#### Task:
Without including any images, reproduce each entry exactly.

#### Input:
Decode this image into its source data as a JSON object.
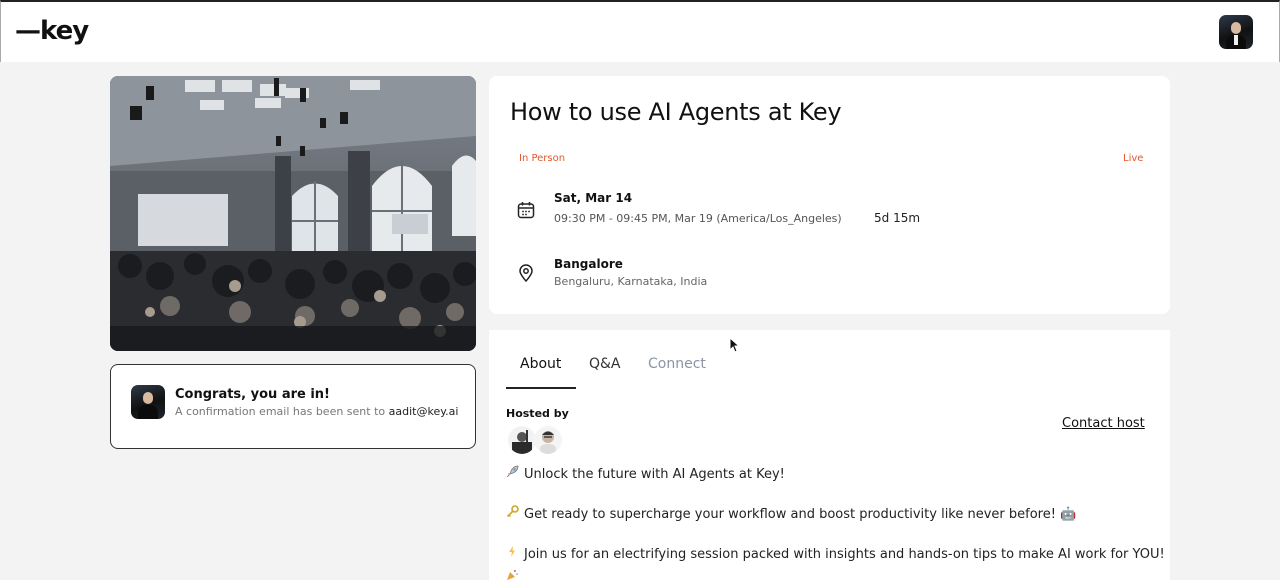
{
  "header": {
    "logo_text": "—key",
    "profile_icon": "user-avatar"
  },
  "congrats": {
    "title": "Congrats, you are in!",
    "subtitle": "A confirmation email has been sent to",
    "email": "aadit@key.ai"
  },
  "event": {
    "title": "How to use AI Agents at Key",
    "format_badge": "In Person",
    "status_badge": "Live",
    "date": "Sat, Mar 14",
    "time_range": "09:30 PM - 09:45 PM, Mar 19  (America/Los_Angeles)",
    "countdown": "5d 15m",
    "location_name": "Bangalore",
    "location_detail": "Bengaluru, Karnataka, India",
    "status_color": "#e4572e"
  },
  "tabs": {
    "about": "About",
    "qa": "Q&A",
    "connect": "Connect"
  },
  "about": {
    "hosted_by": "Hosted by",
    "contact_host": "Contact host",
    "lines": [
      {
        "icon": "rocket",
        "text": "Unlock the future with AI Agents at Key!"
      },
      {
        "icon": "key",
        "text": "Get ready to supercharge your workflow and boost productivity like never before! 🤖"
      },
      {
        "icon": "lightning",
        "text": "Join us for an electrifying session packed with insights and hands-on tips to make AI work for YOU!"
      }
    ]
  }
}
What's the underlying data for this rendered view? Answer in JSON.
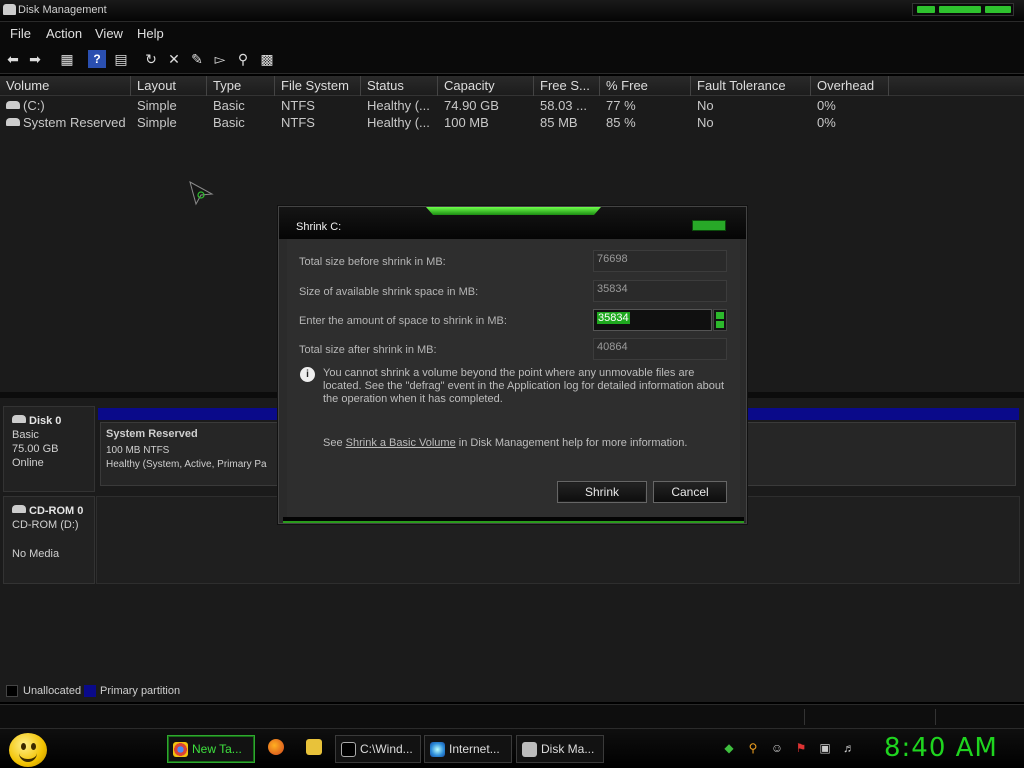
{
  "window": {
    "title": "Disk Management"
  },
  "menu": [
    "File",
    "Action",
    "View",
    "Help"
  ],
  "toolbar_icons": [
    "back-icon",
    "forward-icon",
    "properties-icon",
    "help-icon",
    "view-icon",
    "refresh-icon",
    "delete-icon",
    "edit-icon",
    "open-icon",
    "search-icon",
    "settings-icon"
  ],
  "volumes": {
    "columns": [
      "Volume",
      "Layout",
      "Type",
      "File System",
      "Status",
      "Capacity",
      "Free S...",
      "% Free",
      "Fault Tolerance",
      "Overhead"
    ],
    "rows": [
      [
        "(C:)",
        "Simple",
        "Basic",
        "NTFS",
        "Healthy (...",
        "74.90 GB",
        "58.03 ...",
        "77 %",
        "No",
        "0%"
      ],
      [
        "System Reserved",
        "Simple",
        "Basic",
        "NTFS",
        "Healthy (...",
        "100 MB",
        "85 MB",
        "85 %",
        "No",
        "0%"
      ]
    ]
  },
  "disks": [
    {
      "name": "Disk 0",
      "lines": [
        "Basic",
        "75.00 GB",
        "Online"
      ]
    },
    {
      "name": "CD-ROM 0",
      "lines": [
        "CD-ROM (D:)",
        "",
        "No Media"
      ]
    }
  ],
  "partition": {
    "name": "System Reserved",
    "size": "100 MB NTFS",
    "status": "Healthy (System, Active, Primary Pa"
  },
  "legend": {
    "unallocated": "Unallocated",
    "primary": "Primary partition",
    "unallocated_color": "#000000",
    "primary_color": "#0a0a8a"
  },
  "dialog": {
    "title": "Shrink C:",
    "fields": [
      {
        "label": "Total size before shrink in MB:",
        "value": "76698"
      },
      {
        "label": "Size of available shrink space in MB:",
        "value": "35834"
      },
      {
        "label": "Enter the amount of space to shrink in MB:",
        "value": "35834"
      },
      {
        "label": "Total size after shrink in MB:",
        "value": "40864"
      }
    ],
    "info": "You cannot shrink a volume beyond the point where any unmovable files are located. See the \"defrag\" event in the Application log for detailed information about the operation when it has completed.",
    "help_prefix": "See ",
    "help_link": "Shrink a Basic Volume",
    "help_suffix": " in Disk Management help for more information.",
    "shrink_label": "Shrink",
    "cancel_label": "Cancel"
  },
  "taskbar": {
    "tasks": [
      "New Ta...",
      "C:\\Wind...",
      "Internet...",
      "Disk Ma..."
    ],
    "clock": "8:40 AM",
    "accent": "#1fd41f"
  }
}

#### Answer to the exercise:
Decode this image into its source data as a JSON object.
{
  "header": {
    "logo_text": "—key",
    "profile_icon": "user-avatar"
  },
  "congrats": {
    "title": "Congrats, you are in!",
    "subtitle": "A confirmation email has been sent to",
    "email": "aadit@key.ai"
  },
  "event": {
    "title": "How to use AI Agents at Key",
    "format_badge": "In Person",
    "status_badge": "Live",
    "date": "Sat, Mar 14",
    "time_range": "09:30 PM - 09:45 PM, Mar 19  (America/Los_Angeles)",
    "countdown": "5d 15m",
    "location_name": "Bangalore",
    "location_detail": "Bengaluru, Karnataka, India",
    "status_color": "#e4572e"
  },
  "tabs": {
    "about": "About",
    "qa": "Q&A",
    "connect": "Connect"
  },
  "about": {
    "hosted_by": "Hosted by",
    "contact_host": "Contact host",
    "lines": [
      {
        "icon": "rocket",
        "text": "Unlock the future with AI Agents at Key!"
      },
      {
        "icon": "key",
        "text": "Get ready to supercharge your workflow and boost productivity like never before! 🤖"
      },
      {
        "icon": "lightning",
        "text": "Join us for an electrifying session packed with insights and hands-on tips to make AI work for YOU!"
      }
    ]
  }
}
What's the underlying data for this rendered view? Answer in JSON.
{
  "window": {
    "title": "Disk Management"
  },
  "menu": [
    "File",
    "Action",
    "View",
    "Help"
  ],
  "toolbar_icons": [
    "back-icon",
    "forward-icon",
    "properties-icon",
    "help-icon",
    "view-icon",
    "refresh-icon",
    "delete-icon",
    "edit-icon",
    "open-icon",
    "search-icon",
    "settings-icon"
  ],
  "volumes": {
    "columns": [
      "Volume",
      "Layout",
      "Type",
      "File System",
      "Status",
      "Capacity",
      "Free S...",
      "% Free",
      "Fault Tolerance",
      "Overhead"
    ],
    "rows": [
      [
        "(C:)",
        "Simple",
        "Basic",
        "NTFS",
        "Healthy (...",
        "74.90 GB",
        "58.03 ...",
        "77 %",
        "No",
        "0%"
      ],
      [
        "System Reserved",
        "Simple",
        "Basic",
        "NTFS",
        "Healthy (...",
        "100 MB",
        "85 MB",
        "85 %",
        "No",
        "0%"
      ]
    ]
  },
  "disks": [
    {
      "name": "Disk 0",
      "lines": [
        "Basic",
        "75.00 GB",
        "Online"
      ]
    },
    {
      "name": "CD-ROM 0",
      "lines": [
        "CD-ROM (D:)",
        "",
        "No Media"
      ]
    }
  ],
  "partition": {
    "name": "System Reserved",
    "size": "100 MB NTFS",
    "status": "Healthy (System, Active, Primary Pa"
  },
  "legend": {
    "unallocated": "Unallocated",
    "primary": "Primary partition",
    "unallocated_color": "#000000",
    "primary_color": "#0a0a8a"
  },
  "dialog": {
    "title": "Shrink C:",
    "fields": [
      {
        "label": "Total size before shrink in MB:",
        "value": "76698"
      },
      {
        "label": "Size of available shrink space in MB:",
        "value": "35834"
      },
      {
        "label": "Enter the amount of space to shrink in MB:",
        "value": "35834"
      },
      {
        "label": "Total size after shrink in MB:",
        "value": "40864"
      }
    ],
    "info": "You cannot shrink a volume beyond the point where any unmovable files are located. See the \"defrag\" event in the Application log for detailed information about the operation when it has completed.",
    "help_prefix": "See ",
    "help_link": "Shrink a Basic Volume",
    "help_suffix": " in Disk Management help for more information.",
    "shrink_label": "Shrink",
    "cancel_label": "Cancel"
  },
  "taskbar": {
    "tasks": [
      "New Ta...",
      "C:\\Wind...",
      "Internet...",
      "Disk Ma..."
    ],
    "clock": "8:40 AM",
    "accent": "#1fd41f"
  }
}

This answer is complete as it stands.